Requirements ->
Isolate every line in the data with the string "image" and copy it.

::::::::

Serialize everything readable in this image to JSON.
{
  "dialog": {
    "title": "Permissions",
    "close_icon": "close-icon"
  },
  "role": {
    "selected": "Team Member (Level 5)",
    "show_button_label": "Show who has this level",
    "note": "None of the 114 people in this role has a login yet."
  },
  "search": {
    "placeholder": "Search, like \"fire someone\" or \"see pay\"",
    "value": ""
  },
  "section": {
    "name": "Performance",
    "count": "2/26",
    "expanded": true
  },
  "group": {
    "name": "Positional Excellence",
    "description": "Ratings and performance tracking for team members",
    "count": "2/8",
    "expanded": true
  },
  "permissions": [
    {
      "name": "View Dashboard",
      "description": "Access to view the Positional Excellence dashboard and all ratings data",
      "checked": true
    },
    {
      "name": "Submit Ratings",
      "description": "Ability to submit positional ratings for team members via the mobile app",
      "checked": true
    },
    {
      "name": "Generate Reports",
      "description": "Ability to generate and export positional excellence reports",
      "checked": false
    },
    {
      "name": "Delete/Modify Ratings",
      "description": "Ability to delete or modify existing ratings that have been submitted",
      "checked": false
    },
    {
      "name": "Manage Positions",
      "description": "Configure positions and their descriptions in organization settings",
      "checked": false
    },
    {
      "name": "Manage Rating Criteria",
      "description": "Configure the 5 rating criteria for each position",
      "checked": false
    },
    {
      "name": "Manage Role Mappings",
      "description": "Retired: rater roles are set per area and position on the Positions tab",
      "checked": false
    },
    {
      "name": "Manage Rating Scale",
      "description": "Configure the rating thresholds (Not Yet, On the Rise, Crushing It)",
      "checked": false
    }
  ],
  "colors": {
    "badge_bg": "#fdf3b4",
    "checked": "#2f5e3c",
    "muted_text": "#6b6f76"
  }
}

::::::::

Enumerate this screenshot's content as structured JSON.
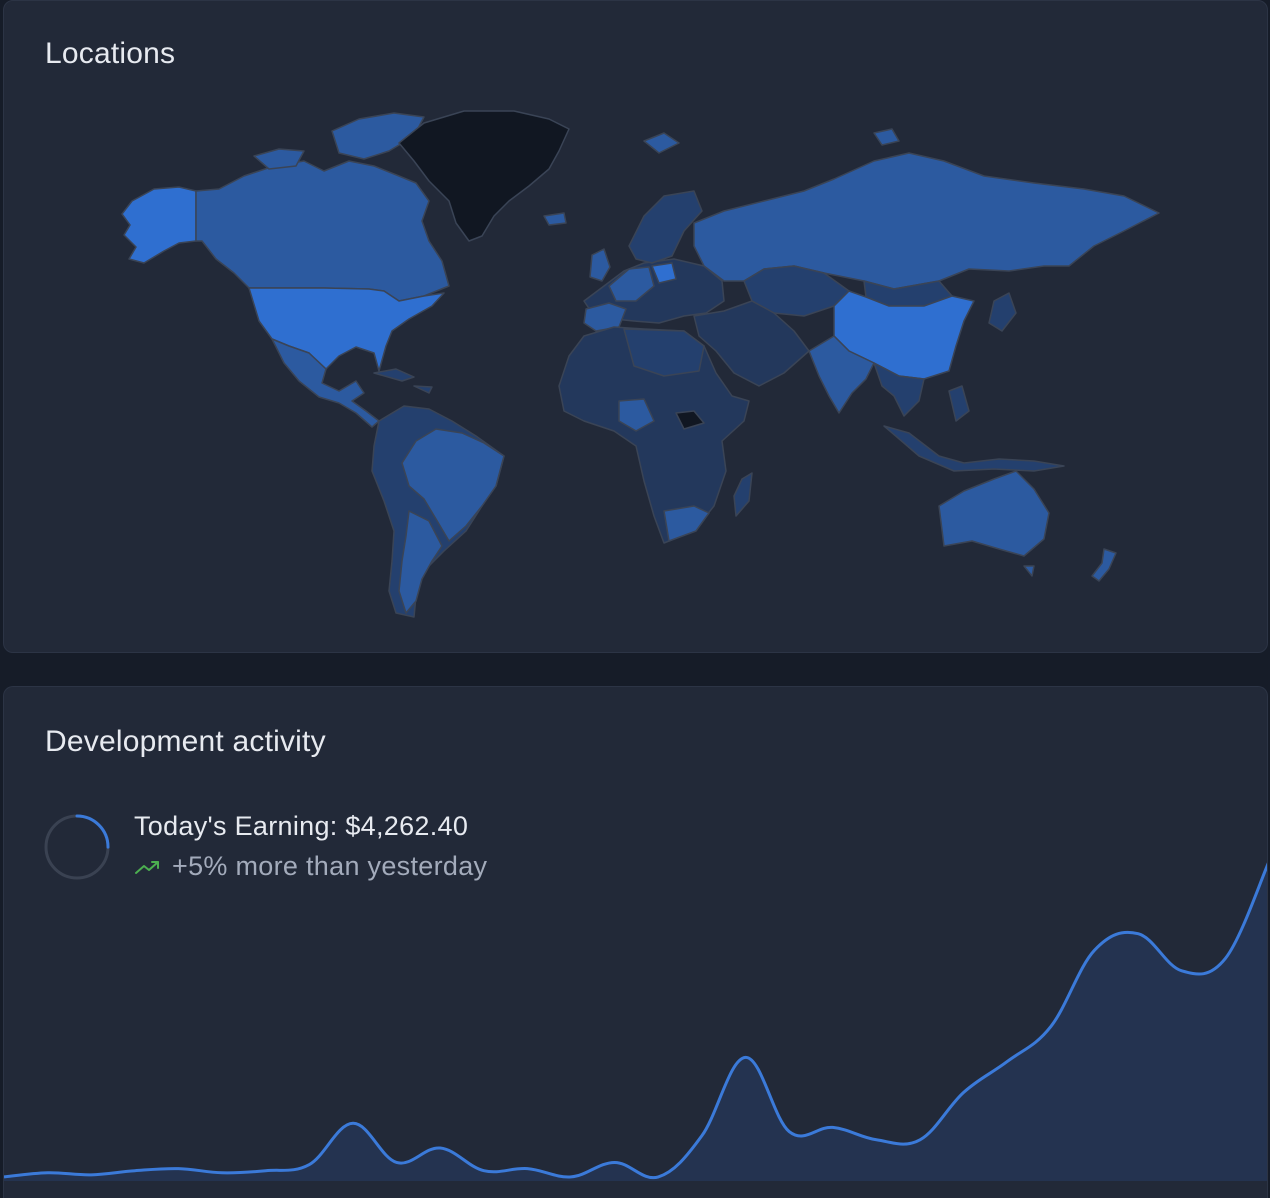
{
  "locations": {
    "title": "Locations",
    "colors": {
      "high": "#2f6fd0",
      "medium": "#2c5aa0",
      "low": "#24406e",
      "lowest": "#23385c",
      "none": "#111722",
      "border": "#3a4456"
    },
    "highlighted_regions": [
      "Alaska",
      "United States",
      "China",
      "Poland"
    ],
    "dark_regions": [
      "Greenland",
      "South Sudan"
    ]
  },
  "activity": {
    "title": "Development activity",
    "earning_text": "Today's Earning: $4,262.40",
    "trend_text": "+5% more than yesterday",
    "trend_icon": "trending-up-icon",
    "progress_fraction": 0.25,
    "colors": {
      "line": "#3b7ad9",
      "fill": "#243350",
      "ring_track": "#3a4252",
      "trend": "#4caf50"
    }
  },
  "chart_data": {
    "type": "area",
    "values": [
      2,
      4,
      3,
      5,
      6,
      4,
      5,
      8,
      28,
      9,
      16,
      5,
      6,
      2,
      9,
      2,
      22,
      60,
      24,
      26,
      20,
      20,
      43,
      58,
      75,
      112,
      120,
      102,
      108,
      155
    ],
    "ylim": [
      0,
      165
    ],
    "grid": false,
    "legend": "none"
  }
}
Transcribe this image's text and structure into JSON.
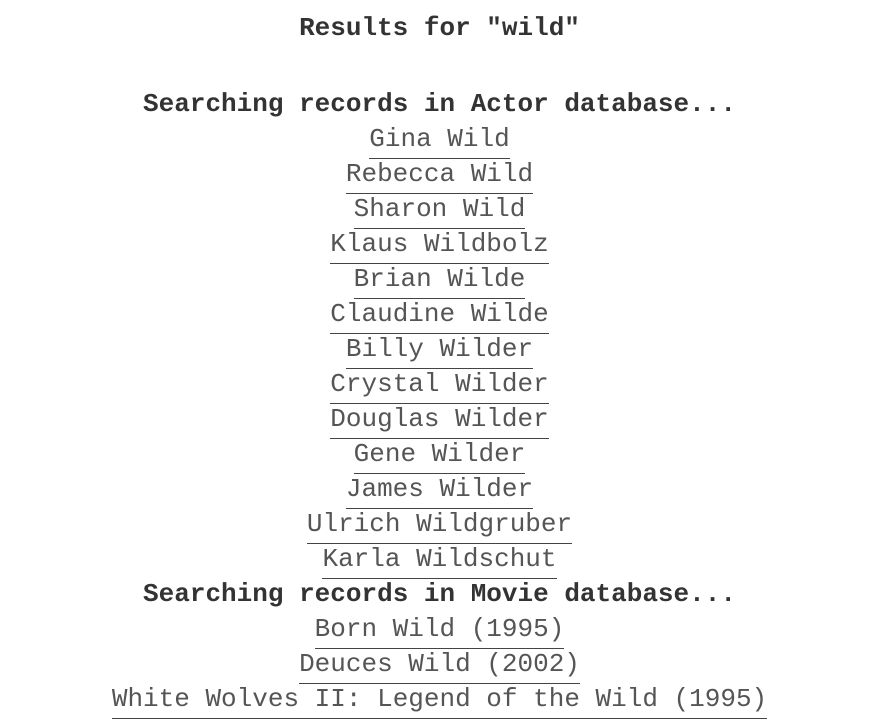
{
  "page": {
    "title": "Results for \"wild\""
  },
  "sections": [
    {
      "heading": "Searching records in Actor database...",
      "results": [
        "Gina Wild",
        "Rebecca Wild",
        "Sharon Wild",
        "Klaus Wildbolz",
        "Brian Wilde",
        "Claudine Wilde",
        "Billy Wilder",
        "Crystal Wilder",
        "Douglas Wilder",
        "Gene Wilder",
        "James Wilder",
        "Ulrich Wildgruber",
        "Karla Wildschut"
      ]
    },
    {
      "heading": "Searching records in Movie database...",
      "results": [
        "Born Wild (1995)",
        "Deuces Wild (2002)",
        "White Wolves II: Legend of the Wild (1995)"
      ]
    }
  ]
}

::::::::

Solution to the problem ->
Serialize everything readable in this image to JSON.
Transcribe this image's text and structure into JSON.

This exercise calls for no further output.